The entries below are to be reproduced in full, exactly as written.

________________________

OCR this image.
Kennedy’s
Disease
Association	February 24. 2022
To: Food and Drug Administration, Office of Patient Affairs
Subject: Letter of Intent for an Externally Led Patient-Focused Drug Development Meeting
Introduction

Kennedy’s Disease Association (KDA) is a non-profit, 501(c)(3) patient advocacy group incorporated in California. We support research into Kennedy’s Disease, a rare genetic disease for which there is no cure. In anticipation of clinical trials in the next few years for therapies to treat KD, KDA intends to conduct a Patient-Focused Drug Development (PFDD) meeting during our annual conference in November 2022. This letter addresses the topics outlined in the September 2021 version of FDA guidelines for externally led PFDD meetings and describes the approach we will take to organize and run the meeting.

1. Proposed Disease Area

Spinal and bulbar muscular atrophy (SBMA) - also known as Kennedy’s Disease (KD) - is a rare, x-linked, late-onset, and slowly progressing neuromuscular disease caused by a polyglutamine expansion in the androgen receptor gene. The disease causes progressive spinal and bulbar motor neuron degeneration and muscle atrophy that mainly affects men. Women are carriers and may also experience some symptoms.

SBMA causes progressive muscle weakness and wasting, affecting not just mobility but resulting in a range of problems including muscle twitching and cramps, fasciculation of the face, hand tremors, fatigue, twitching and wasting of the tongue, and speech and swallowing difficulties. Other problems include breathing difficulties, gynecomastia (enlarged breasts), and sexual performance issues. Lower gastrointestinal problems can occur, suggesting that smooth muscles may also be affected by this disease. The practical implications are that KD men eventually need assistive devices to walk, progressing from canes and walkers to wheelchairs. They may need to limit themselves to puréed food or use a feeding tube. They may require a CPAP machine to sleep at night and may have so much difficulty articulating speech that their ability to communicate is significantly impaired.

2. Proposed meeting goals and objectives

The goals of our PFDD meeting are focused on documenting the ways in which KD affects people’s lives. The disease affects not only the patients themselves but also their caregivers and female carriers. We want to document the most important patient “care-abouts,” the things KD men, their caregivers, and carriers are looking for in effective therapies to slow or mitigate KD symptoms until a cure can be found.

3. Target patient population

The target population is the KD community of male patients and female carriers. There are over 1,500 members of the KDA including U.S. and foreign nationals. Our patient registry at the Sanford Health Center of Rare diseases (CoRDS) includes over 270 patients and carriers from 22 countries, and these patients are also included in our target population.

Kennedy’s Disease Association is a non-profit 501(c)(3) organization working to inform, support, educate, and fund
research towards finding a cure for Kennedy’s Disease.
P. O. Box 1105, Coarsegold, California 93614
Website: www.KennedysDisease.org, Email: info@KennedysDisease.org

________________________

Output for this task
OCR this image.
Kennedy’s
Disease
Association	February 24. 2022
To: Food and Drug Administration, Office of Patient Affairs
Subject: Letter of Intent for an Externally Led Patient-Focused Drug Development Meeting
Introduction

Kennedy’s Disease Association (KDA) is a non-profit, 501(c)(3) patient advocacy group incorporated in California. We support research into Kennedy’s Disease, a rare genetic disease for which there is no cure. In anticipation of clinical trials in the next few years for therapies to treat KD, KDA intends to conduct a Patient-Focused Drug Development (PFDD) meeting during our annual conference in November 2022. This letter addresses the topics outlined in the September 2021 version of FDA guidelines for externally led PFDD meetings and describes the approach we will take to organize and run the meeting.

1. Proposed Disease Area

Spinal and bulbar muscular atrophy (SBMA) - also known as Kennedy’s Disease (KD) - is a rare, x-linked, late-onset, and slowly progressing neuromuscular disease caused by a polyglutamine expansion in the androgen receptor gene. The disease causes progressive spinal and bulbar motor neuron degeneration and muscle atrophy that mainly affects men. Women are carriers and may also experience some symptoms.

SBMA causes progressive muscle weakness and wasting, affecting not just mobility but resulting in a range of problems including muscle twitching and cramps, fasciculation of the face, hand tremors, fatigue, twitching and wasting of the tongue, and speech and swallowing difficulties. Other problems include breathing difficulties, gynecomastia (enlarged breasts), and sexual performance issues. Lower gastrointestinal problems can occur, suggesting that smooth muscles may also be affected by this disease. The practical implications are that KD men eventually need assistive devices to walk, progressing from canes and walkers to wheelchairs. They may need to limit themselves to puréed food or use a feeding tube. They may require a CPAP machine to sleep at night and may have so much difficulty articulating speech that their ability to communicate is significantly impaired.

2. Proposed meeting goals and objectives

The goals of our PFDD meeting are focused on documenting the ways in which KD affects people’s lives. The disease affects not only the patients themselves but also their caregivers and female carriers. We want to document the most important patient “care-abouts,” the things KD men, their caregivers, and carriers are looking for in effective therapies to slow or mitigate KD symptoms until a cure can be found.

3. Target patient population

The target population is the KD community of male patients and female carriers. There are over 1,500 members of the KDA including U.S. and foreign nationals. Our patient registry at the Sanford Health Center of Rare diseases (CoRDS) includes over 270 patients and carriers from 22 countries, and these patients are also included in our target population.

Kennedy’s Disease Association is a non-profit 501(c)(3) organization working to inform, support, educate, and fund
research towards finding a cure for Kennedy’s Disease.
P. O. Box 1105, Coarsegold, California 93614
Website: www.KennedysDisease.org, Email: info@KennedysDisease.org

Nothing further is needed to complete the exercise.